State how many lines in these records contain the word "contrat", and nothing else.

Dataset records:
·····
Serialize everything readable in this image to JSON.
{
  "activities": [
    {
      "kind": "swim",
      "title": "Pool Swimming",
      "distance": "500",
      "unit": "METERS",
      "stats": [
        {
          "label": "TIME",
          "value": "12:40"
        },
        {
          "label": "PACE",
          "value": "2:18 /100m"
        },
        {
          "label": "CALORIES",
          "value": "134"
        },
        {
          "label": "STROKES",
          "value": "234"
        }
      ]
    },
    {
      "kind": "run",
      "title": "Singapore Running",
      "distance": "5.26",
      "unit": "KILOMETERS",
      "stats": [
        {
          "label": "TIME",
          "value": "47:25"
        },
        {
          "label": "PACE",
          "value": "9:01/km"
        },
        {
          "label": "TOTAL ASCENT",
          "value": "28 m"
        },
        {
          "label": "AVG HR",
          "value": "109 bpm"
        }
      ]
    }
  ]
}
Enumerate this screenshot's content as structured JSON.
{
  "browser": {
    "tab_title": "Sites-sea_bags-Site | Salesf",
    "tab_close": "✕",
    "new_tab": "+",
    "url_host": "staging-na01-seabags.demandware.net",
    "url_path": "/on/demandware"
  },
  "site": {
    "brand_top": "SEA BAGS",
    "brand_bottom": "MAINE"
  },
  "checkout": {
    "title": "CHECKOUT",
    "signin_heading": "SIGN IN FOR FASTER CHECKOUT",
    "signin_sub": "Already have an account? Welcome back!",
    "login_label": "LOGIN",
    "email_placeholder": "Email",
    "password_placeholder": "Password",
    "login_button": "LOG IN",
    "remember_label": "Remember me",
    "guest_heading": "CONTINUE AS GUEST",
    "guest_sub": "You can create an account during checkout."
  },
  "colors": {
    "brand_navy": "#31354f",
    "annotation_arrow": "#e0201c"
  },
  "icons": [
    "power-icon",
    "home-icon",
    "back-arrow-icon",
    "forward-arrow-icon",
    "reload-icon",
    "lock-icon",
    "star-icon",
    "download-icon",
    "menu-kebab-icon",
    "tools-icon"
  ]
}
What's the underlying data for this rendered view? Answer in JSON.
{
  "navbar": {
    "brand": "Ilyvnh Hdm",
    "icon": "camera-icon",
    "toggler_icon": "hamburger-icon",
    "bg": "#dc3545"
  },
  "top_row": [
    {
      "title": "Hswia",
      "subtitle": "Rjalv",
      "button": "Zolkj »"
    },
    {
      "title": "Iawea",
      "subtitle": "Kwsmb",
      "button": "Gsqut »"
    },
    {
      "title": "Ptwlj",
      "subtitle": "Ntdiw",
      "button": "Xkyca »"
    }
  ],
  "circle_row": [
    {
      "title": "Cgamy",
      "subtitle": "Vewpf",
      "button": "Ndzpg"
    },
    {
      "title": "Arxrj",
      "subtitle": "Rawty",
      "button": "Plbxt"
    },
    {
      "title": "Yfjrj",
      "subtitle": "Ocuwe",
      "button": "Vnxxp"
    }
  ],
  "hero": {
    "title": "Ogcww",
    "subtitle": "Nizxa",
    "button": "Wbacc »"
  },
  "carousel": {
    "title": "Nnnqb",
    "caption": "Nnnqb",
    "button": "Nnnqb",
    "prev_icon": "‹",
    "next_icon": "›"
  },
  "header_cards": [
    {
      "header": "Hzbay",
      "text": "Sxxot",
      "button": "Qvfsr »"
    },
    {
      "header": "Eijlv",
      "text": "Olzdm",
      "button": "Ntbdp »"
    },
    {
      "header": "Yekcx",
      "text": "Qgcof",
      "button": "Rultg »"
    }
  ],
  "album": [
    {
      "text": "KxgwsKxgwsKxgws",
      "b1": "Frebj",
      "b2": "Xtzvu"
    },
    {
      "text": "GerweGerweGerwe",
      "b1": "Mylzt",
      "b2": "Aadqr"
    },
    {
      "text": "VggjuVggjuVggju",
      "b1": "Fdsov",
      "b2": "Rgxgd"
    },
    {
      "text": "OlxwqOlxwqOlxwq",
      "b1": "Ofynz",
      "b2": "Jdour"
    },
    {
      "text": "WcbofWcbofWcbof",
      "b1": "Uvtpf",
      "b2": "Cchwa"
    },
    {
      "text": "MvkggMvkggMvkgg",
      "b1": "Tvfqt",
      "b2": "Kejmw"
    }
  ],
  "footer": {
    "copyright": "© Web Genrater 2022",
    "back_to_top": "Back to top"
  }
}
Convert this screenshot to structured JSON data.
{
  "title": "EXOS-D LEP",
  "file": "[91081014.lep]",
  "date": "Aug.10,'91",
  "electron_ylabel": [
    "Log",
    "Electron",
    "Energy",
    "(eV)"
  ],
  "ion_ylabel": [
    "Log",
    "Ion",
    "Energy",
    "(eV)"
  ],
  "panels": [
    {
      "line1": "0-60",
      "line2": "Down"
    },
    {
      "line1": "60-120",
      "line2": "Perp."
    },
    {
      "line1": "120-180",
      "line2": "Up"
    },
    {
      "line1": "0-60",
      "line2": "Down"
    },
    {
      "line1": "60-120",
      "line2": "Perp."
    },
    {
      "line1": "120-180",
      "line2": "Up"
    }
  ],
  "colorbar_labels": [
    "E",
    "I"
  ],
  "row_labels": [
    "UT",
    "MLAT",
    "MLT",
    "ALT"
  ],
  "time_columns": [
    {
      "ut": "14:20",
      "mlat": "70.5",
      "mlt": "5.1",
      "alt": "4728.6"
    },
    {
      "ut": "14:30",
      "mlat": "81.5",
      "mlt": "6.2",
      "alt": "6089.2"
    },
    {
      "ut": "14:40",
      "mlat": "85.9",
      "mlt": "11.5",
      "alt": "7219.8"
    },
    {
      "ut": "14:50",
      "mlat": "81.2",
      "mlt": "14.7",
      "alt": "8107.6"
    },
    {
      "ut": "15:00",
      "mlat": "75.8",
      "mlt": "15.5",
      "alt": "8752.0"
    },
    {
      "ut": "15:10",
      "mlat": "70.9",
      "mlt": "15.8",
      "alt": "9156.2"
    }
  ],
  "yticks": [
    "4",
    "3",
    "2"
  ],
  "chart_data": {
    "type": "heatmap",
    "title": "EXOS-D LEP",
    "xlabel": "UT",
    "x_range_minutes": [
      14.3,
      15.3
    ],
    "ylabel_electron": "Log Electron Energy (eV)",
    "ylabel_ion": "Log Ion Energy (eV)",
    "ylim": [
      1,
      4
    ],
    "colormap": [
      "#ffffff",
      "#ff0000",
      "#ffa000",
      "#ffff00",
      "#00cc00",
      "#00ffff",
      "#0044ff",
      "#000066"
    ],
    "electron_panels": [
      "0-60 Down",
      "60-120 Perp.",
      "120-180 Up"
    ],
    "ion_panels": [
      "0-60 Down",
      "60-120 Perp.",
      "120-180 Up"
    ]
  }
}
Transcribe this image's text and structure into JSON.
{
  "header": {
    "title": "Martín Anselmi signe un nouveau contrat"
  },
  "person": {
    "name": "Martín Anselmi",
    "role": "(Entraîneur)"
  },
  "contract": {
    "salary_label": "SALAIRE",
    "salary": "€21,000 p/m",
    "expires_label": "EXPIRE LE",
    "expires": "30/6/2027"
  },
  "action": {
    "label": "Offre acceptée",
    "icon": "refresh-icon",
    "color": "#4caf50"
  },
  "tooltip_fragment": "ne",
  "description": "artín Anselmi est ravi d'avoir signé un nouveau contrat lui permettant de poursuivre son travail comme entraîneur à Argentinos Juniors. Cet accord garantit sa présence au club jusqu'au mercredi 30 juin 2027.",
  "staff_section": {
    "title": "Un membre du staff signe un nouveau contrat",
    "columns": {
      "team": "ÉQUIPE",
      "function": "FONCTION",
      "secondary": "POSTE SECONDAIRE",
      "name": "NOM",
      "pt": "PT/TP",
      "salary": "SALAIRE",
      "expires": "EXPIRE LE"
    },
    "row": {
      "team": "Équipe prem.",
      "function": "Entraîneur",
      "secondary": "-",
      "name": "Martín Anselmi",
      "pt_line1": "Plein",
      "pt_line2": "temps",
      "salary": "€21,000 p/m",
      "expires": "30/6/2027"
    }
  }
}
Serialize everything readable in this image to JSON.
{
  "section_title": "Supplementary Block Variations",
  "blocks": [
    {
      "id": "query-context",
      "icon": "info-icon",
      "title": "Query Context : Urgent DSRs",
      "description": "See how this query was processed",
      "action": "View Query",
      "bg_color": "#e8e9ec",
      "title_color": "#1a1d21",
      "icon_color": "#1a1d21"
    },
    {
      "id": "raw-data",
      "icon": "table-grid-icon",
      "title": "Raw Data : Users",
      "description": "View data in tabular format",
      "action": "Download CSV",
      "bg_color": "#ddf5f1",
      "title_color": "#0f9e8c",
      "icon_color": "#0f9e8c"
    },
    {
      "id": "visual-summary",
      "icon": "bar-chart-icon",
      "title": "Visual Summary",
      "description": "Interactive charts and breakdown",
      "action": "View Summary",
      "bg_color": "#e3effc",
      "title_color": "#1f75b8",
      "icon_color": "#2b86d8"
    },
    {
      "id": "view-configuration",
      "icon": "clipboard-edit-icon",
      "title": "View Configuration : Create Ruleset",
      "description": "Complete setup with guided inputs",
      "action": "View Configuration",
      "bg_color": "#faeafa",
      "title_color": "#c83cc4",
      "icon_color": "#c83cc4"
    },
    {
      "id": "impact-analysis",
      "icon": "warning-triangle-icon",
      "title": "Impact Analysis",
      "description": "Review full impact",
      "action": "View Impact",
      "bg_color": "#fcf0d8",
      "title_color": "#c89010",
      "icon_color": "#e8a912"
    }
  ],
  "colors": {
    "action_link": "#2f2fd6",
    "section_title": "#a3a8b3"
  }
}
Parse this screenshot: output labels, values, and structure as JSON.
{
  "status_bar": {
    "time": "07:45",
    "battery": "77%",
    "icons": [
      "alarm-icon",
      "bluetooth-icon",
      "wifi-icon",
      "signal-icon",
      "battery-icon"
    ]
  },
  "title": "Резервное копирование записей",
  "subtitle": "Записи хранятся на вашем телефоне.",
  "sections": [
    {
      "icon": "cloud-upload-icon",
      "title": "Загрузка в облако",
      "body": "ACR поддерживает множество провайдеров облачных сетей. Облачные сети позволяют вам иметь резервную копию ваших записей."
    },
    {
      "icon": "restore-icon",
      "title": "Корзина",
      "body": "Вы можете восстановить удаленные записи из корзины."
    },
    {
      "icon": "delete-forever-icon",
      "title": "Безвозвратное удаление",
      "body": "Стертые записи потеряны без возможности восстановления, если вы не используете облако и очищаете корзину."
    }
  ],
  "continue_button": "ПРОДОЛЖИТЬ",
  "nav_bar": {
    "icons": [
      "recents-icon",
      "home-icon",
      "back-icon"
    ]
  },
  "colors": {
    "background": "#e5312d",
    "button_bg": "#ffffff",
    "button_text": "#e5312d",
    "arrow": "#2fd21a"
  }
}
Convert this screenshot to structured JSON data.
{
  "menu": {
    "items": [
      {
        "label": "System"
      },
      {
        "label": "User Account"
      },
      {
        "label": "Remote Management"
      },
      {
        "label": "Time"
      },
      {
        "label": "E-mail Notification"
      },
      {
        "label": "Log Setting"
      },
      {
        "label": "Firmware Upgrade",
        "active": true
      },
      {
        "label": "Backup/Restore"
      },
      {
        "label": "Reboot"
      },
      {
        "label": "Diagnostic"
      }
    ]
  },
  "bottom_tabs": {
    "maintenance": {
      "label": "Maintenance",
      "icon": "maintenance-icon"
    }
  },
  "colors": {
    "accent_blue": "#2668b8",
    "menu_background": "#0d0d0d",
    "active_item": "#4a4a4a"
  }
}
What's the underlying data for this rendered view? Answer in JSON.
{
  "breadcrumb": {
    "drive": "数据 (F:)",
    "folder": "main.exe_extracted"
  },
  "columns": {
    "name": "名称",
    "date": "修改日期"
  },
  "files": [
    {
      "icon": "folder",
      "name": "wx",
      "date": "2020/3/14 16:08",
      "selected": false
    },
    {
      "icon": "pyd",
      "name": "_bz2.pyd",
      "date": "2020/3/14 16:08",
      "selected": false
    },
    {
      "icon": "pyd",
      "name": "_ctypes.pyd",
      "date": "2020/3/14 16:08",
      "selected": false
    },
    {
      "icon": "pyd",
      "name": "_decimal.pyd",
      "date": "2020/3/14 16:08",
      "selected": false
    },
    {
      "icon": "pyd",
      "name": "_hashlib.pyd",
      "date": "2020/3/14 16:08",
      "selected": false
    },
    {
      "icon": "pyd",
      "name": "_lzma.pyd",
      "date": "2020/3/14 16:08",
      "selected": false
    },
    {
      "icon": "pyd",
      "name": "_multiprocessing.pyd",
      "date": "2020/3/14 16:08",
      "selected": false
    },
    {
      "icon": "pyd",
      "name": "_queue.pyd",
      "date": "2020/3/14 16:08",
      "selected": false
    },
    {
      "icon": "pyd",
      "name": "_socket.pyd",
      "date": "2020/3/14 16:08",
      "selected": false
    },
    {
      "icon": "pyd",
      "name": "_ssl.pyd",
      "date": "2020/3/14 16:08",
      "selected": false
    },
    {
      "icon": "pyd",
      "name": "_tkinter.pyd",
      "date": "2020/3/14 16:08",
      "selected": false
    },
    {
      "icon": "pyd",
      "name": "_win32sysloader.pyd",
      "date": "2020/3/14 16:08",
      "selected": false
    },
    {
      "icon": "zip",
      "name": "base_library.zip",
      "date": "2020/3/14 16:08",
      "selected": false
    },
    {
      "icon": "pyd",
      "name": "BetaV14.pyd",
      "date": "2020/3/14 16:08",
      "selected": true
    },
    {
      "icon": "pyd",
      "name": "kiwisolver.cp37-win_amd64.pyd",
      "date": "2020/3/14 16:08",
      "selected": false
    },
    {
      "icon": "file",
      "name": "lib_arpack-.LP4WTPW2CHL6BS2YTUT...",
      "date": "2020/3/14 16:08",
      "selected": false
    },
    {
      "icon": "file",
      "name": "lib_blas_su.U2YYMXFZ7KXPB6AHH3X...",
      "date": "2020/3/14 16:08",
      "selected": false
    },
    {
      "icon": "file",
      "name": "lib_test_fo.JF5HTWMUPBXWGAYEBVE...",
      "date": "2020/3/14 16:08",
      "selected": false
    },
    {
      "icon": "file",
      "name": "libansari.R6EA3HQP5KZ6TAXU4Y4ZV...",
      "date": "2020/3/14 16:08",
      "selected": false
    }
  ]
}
·····
Answer
3